--- DATA SUPPLIED ---
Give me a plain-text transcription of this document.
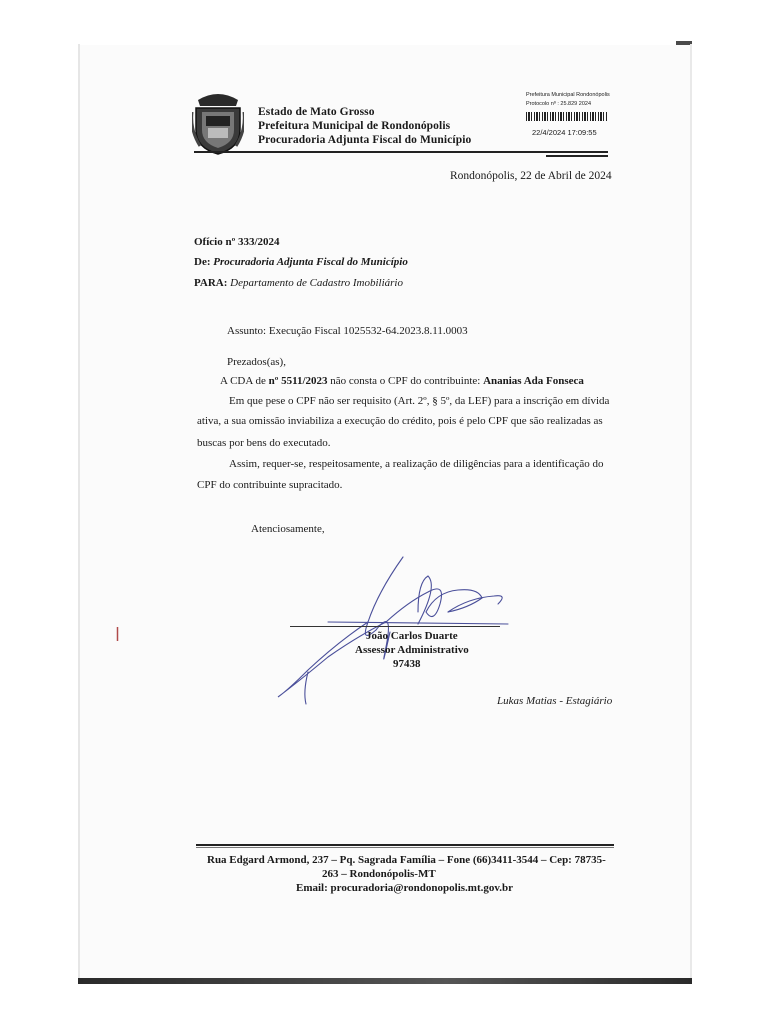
Estado de Mato Grosso
Prefeitura Municipal de Rondonópolis
Procuradoria Adjunta Fiscal do Município
Prefeitura Municipal Rondonópolis
Protocolo nº : 25.829 2024
22/4/2024 17:09:55
Rondonópolis, 22 de Abril de 2024
Ofício nº 333/2024
De: Procuradoria Adjunta Fiscal do Município
PARA: Departamento de Cadastro Imobiliário
Assunto: Execução Fiscal 1025532-64.2023.8.11.0003
Prezados(as),
A CDA de nº 5511/2023 não consta o CPF do contribuinte: Ananias Ada Fonseca
Em que pese o CPF não ser requisito (Art. 2º, § 5º, da LEF) para a inscrição em dívida
ativa, a sua omissão inviabiliza a execução do crédito, pois é pelo CPF que são realizadas as
buscas por bens do executado.
Assim, requer-se, respeitosamente, a realização de diligências para a identificação do
CPF do contribuinte supracitado.
Atenciosamente,
João Carlos Duarte
Assessor Administrativo
97438
Lukas Matias - Estagiário
Rua Edgard Armond, 237 – Pq. Sagrada Família – Fone (66)3411-3544 – Cep: 78735-
263 – Rondonópolis-MT
Email: procuradoria@rondonopolis.mt.gov.br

--- REQUIREMENT ---
Identify each line in the records above containing the word "Municipal"; copy those lines.

--- EXERCISE RESPONSE ---
Prefeitura Municipal de Rondonópolis
Prefeitura Municipal Rondonópolis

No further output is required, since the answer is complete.